■ GIVEN ENTRIES:
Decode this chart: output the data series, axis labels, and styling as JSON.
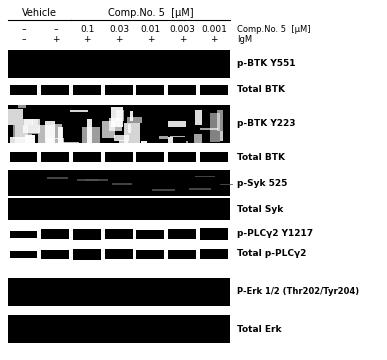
{
  "title_vehicle": "Vehicle",
  "title_comp": "Comp.No. 5  [μM]",
  "row_label_comp": "Comp.No. 5  [μM]",
  "row_label_igm": "IgM",
  "comp_signs": [
    "–",
    "–",
    "0.1",
    "0.03",
    "0.01",
    "0.003",
    "0.001"
  ],
  "igm_signs": [
    "–",
    "+",
    "+",
    "+",
    "+",
    "+",
    "+"
  ],
  "band_labels": [
    "p-BTK Y551",
    "Total BTK",
    "p-BTK Y223",
    "Total BTK",
    "p-Syk 525",
    "Total Syk",
    "p-PLCγ2 Y1217",
    "Total p-PLCγ2",
    "P-Erk 1/2 (Thr202/Tyr204)",
    "Total Erk"
  ],
  "bg_color": "#ffffff",
  "band_color": "#000000",
  "text_color": "#000000"
}
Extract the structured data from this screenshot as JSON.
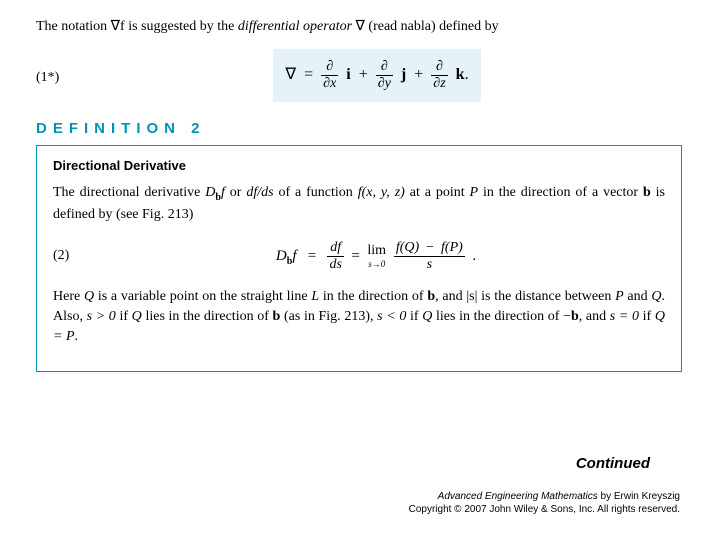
{
  "intro": {
    "prefix": "The notation ",
    "gradf": "∇f",
    "mid": " is suggested by the ",
    "diffop": "differential operator",
    "nabla": " ∇ (read nabla) defined by"
  },
  "eq1": {
    "label": "(1*)",
    "lhs": "∇",
    "eq": "=",
    "p1": {
      "num": "∂",
      "den": "∂x"
    },
    "v1": "i",
    "p2": {
      "num": "∂",
      "den": "∂y"
    },
    "v2": "j",
    "p3": {
      "num": "∂",
      "den": "∂z"
    },
    "v3": "k",
    "plus": "+",
    "dot": "."
  },
  "def_header": "DEFINITION 2",
  "def_title": "Directional Derivative",
  "para1": {
    "a": "The directional derivative ",
    "Db": "D",
    "bsub": "b",
    "f": "f",
    "b": " or ",
    "dfds": {
      "num": "df",
      "den": "ds"
    },
    "dfds_text": "df/ds",
    "c": " of a function ",
    "fn": "f(x, y, z)",
    "d": " at a point ",
    "P": "P",
    "e": " in the direction of a vector ",
    "vecb": "b",
    "f2": " is defined by (see Fig. 213)"
  },
  "eq2": {
    "label": "(2)",
    "lhs_D": "D",
    "lhs_b": "b",
    "lhs_f": "f",
    "eq": "=",
    "frac1": {
      "num": "df",
      "den": "ds"
    },
    "lim": "lim",
    "limsub": "s→0",
    "frac2": {
      "num_a": "f(Q)",
      "minus": "−",
      "num_b": "f(P)",
      "den": "s"
    },
    "dot": "."
  },
  "para2": {
    "a": "Here ",
    "Q": "Q",
    "b": " is a variable point on the straight line ",
    "L": "L",
    "c": " in the direction of ",
    "vecb": "b",
    "d": ", and ",
    "abss": "|s|",
    "e": " is the distance between ",
    "P": "P",
    "f": " and ",
    "g": ". Also, ",
    "sgt0": "s > 0",
    "h": " if ",
    "i": " lies in the direction of ",
    "j": " (as in Fig. 213), ",
    "slt0": "s < 0",
    "k": " if ",
    "l": " lies in the direction of ",
    "negb": "−b",
    "m": ", and ",
    "seq0": "s = 0",
    "n": " if ",
    "QeqP": "Q = P",
    "o": "."
  },
  "continued": "Continued",
  "footer": {
    "book": "Advanced Engineering Mathematics",
    "by": " by Erwin Kreyszig",
    "copyright": "Copyright © 2007 John Wiley & Sons, Inc.  All rights reserved."
  },
  "colors": {
    "accent": "#0093b8",
    "highlight_bg": "#e5f3f8",
    "text": "#000000",
    "page_bg": "#ffffff"
  }
}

■ TASK INSTRUCTIONS: Tell how many lines include "defined". The number is the whole answer.

■ RESPONSE TO THIS TASK: 2